*Work required*:
Go through the entries below and pick out every line with "into".

Excerpts from a figure dataset:

──────────────────────────────

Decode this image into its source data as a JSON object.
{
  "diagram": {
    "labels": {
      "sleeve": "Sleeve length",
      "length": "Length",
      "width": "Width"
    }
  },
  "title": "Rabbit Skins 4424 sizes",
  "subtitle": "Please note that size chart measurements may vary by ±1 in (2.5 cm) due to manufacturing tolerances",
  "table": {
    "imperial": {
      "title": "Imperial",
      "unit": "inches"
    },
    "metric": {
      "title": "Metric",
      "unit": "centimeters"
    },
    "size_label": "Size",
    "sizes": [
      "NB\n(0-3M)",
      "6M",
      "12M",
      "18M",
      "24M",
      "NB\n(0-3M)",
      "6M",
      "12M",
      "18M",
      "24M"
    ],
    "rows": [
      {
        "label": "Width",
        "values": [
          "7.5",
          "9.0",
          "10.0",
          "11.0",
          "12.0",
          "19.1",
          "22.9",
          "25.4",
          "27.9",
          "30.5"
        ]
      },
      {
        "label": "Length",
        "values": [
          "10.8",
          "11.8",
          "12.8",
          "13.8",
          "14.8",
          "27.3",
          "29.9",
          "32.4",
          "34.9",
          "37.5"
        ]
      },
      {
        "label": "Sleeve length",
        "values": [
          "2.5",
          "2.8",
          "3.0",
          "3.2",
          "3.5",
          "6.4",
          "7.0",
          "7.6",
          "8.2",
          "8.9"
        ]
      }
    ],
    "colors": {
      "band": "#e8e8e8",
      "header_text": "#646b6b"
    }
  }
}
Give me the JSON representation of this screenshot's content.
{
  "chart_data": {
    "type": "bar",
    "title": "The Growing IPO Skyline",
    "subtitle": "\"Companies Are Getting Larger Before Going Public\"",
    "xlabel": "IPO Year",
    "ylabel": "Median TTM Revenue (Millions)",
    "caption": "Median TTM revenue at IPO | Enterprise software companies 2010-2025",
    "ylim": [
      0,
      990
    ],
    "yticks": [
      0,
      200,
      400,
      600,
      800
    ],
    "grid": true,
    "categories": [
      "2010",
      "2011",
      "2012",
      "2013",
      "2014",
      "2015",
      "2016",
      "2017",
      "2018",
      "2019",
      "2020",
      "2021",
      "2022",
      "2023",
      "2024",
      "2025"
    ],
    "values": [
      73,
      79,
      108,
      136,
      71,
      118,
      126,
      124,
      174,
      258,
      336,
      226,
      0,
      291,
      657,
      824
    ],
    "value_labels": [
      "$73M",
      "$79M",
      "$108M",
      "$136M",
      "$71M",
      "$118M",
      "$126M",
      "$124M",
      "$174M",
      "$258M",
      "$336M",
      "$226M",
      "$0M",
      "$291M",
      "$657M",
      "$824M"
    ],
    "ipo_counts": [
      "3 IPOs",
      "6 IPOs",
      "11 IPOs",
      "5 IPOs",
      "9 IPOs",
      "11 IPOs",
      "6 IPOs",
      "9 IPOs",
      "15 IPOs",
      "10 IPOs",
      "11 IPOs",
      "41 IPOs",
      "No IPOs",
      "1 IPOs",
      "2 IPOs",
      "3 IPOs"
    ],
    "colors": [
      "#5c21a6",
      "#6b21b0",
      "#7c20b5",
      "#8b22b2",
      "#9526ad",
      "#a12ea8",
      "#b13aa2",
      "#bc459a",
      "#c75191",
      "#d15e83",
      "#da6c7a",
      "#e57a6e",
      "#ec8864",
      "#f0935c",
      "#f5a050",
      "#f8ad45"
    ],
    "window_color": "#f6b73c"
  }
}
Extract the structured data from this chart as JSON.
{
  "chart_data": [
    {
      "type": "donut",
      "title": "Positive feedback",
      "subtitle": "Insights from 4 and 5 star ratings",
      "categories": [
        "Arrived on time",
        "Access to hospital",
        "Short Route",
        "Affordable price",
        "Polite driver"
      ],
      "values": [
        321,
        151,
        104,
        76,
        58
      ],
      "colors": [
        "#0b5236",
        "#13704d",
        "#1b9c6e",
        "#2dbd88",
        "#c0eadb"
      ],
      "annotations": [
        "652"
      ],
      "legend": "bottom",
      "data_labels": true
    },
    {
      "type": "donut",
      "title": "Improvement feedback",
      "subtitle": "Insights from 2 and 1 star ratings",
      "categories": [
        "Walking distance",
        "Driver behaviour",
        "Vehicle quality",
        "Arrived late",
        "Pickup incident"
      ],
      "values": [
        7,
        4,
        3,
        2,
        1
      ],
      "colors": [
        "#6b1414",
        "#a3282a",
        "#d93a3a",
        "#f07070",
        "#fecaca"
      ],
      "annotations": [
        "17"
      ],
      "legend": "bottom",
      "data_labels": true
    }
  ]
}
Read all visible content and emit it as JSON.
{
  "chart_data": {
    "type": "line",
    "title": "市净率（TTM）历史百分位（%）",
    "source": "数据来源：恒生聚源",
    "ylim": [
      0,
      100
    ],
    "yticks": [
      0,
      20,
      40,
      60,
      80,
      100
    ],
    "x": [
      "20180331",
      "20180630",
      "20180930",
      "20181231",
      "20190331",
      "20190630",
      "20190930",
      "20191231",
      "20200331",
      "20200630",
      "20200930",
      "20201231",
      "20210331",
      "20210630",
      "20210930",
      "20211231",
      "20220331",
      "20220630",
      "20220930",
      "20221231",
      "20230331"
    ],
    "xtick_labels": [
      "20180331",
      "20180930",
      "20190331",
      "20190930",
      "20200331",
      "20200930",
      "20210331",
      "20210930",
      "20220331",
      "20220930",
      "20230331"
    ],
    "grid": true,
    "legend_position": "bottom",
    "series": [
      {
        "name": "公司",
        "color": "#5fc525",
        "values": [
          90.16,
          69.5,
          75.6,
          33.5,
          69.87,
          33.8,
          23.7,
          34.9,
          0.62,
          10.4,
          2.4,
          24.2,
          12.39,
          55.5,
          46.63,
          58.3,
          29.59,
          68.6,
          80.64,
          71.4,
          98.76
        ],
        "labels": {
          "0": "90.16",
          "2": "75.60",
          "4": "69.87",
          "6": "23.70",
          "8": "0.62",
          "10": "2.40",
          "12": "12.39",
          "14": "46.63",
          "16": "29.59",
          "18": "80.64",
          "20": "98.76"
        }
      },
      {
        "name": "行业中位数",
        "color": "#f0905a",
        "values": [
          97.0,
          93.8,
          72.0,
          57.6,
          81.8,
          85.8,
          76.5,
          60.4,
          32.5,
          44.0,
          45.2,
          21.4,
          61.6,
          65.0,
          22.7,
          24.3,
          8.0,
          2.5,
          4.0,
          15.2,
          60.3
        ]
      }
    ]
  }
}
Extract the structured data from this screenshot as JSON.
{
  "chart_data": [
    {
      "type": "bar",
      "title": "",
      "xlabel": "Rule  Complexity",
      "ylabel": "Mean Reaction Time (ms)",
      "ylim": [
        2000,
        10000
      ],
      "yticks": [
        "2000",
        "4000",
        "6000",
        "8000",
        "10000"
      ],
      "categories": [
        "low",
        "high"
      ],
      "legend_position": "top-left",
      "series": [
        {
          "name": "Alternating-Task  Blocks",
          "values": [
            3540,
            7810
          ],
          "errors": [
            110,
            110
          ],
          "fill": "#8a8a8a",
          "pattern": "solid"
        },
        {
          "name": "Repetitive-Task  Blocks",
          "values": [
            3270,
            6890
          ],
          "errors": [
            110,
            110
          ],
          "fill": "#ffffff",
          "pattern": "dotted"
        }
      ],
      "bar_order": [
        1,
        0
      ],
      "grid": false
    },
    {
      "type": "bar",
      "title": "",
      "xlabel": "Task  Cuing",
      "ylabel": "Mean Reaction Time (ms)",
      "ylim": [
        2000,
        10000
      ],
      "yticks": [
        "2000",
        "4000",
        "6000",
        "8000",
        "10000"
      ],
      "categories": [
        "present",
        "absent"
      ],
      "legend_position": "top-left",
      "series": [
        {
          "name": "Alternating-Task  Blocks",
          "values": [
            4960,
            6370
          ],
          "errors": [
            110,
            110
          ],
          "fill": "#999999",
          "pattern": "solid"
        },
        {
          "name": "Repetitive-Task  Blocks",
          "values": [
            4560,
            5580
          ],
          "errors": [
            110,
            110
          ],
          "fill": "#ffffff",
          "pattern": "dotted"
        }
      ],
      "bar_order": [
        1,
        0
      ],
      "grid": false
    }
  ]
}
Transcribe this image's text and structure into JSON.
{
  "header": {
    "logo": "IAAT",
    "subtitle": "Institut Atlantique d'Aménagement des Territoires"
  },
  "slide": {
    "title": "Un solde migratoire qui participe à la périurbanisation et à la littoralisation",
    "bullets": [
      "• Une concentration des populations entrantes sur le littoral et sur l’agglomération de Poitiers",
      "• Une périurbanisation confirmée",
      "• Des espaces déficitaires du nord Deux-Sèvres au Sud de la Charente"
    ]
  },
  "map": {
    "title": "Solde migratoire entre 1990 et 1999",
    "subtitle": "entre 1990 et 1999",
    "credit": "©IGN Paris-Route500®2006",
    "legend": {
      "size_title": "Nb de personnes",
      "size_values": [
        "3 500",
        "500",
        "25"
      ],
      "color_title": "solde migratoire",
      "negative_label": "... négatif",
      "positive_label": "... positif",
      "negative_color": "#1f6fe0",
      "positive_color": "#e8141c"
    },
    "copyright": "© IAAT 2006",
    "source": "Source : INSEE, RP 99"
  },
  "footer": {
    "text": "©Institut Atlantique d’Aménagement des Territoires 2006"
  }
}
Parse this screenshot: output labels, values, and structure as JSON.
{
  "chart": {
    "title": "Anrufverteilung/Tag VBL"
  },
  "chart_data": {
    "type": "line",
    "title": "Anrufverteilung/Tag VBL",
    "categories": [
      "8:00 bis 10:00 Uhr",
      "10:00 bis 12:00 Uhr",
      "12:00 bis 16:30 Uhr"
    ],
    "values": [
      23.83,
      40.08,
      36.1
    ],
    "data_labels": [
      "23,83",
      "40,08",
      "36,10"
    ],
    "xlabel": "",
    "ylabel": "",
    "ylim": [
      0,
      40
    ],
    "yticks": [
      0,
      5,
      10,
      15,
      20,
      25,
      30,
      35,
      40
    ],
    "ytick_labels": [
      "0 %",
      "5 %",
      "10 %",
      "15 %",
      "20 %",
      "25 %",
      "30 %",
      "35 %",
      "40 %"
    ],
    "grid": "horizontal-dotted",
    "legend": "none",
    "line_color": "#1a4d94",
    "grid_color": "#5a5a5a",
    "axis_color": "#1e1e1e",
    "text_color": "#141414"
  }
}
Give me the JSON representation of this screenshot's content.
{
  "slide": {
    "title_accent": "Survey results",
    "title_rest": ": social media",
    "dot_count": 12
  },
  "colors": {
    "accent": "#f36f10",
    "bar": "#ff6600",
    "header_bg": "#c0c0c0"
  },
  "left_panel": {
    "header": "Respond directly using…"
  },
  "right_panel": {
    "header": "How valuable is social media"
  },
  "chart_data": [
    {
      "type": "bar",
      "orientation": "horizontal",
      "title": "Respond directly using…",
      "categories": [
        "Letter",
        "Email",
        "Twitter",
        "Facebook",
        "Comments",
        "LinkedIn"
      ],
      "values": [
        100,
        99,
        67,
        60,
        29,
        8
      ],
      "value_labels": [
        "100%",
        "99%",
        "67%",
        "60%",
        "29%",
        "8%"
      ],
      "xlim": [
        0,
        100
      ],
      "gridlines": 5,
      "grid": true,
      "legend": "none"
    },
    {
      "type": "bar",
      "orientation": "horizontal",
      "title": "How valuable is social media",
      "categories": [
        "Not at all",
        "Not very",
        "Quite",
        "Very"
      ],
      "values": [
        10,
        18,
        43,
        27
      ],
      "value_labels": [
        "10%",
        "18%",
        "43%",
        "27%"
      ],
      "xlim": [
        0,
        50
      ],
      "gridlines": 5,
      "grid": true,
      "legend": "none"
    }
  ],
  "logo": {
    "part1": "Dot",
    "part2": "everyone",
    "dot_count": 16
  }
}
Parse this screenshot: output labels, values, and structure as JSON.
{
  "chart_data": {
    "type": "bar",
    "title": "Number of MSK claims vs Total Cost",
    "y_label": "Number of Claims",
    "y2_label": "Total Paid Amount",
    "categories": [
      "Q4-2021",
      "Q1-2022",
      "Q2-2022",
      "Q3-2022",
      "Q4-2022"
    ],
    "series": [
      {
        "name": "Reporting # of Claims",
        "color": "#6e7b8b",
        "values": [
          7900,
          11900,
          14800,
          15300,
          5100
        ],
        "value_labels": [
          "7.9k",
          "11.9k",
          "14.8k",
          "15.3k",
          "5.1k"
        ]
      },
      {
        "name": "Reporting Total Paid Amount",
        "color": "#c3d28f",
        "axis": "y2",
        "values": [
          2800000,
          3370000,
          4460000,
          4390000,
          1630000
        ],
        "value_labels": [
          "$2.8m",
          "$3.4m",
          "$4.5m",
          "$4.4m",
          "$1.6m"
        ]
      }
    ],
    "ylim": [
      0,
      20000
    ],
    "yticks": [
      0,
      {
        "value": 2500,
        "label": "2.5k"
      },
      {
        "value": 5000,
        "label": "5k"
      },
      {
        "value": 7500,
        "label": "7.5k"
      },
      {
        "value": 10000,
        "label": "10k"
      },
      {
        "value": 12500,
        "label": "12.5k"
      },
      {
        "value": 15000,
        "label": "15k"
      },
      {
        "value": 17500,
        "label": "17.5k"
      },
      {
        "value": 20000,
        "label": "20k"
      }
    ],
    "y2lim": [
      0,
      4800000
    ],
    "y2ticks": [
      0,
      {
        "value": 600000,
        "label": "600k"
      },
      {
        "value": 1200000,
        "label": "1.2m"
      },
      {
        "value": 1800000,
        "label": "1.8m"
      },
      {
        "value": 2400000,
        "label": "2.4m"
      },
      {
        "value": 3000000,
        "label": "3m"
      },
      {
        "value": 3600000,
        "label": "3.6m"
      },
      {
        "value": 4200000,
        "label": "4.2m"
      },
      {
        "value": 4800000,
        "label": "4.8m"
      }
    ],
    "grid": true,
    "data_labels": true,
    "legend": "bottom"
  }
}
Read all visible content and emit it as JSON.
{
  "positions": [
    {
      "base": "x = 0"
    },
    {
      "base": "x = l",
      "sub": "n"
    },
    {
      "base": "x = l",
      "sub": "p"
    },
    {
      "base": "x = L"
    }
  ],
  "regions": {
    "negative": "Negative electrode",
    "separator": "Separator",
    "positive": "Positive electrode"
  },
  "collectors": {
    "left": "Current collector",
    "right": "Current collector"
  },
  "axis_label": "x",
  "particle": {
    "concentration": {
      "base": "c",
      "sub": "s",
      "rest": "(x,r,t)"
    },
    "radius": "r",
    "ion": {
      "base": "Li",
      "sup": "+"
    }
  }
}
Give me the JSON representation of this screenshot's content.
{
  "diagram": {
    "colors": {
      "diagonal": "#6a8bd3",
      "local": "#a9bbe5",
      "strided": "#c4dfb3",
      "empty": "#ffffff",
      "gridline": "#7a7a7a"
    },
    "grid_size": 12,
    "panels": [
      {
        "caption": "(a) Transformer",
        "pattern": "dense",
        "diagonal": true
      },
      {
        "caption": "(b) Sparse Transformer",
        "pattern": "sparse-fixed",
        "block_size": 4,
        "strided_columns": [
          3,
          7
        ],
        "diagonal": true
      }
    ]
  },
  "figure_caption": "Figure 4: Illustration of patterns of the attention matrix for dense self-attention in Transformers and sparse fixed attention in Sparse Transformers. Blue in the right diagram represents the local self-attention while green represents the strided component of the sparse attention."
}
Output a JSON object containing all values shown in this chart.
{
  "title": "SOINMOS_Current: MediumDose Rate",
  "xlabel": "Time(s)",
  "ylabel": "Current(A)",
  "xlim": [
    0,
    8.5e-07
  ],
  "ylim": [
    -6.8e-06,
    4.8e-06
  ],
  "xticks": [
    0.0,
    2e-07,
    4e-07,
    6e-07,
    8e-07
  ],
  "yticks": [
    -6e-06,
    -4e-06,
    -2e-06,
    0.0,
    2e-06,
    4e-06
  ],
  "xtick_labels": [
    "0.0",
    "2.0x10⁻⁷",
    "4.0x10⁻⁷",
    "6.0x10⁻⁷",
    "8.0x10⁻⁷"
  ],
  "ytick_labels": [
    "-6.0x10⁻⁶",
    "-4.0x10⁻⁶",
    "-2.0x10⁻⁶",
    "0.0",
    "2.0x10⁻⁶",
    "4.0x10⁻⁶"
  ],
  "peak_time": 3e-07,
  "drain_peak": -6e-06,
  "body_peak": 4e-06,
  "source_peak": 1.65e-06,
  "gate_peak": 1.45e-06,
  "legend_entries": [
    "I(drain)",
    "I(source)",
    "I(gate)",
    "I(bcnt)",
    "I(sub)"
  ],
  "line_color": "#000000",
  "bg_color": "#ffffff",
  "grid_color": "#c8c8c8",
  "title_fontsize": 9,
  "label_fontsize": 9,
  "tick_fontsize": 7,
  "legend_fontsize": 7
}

──────────────────────────────

*Solution to this exercise*:
Decode this image into its source data as a JSON object.
Transcribe this image's text and structure into JSON.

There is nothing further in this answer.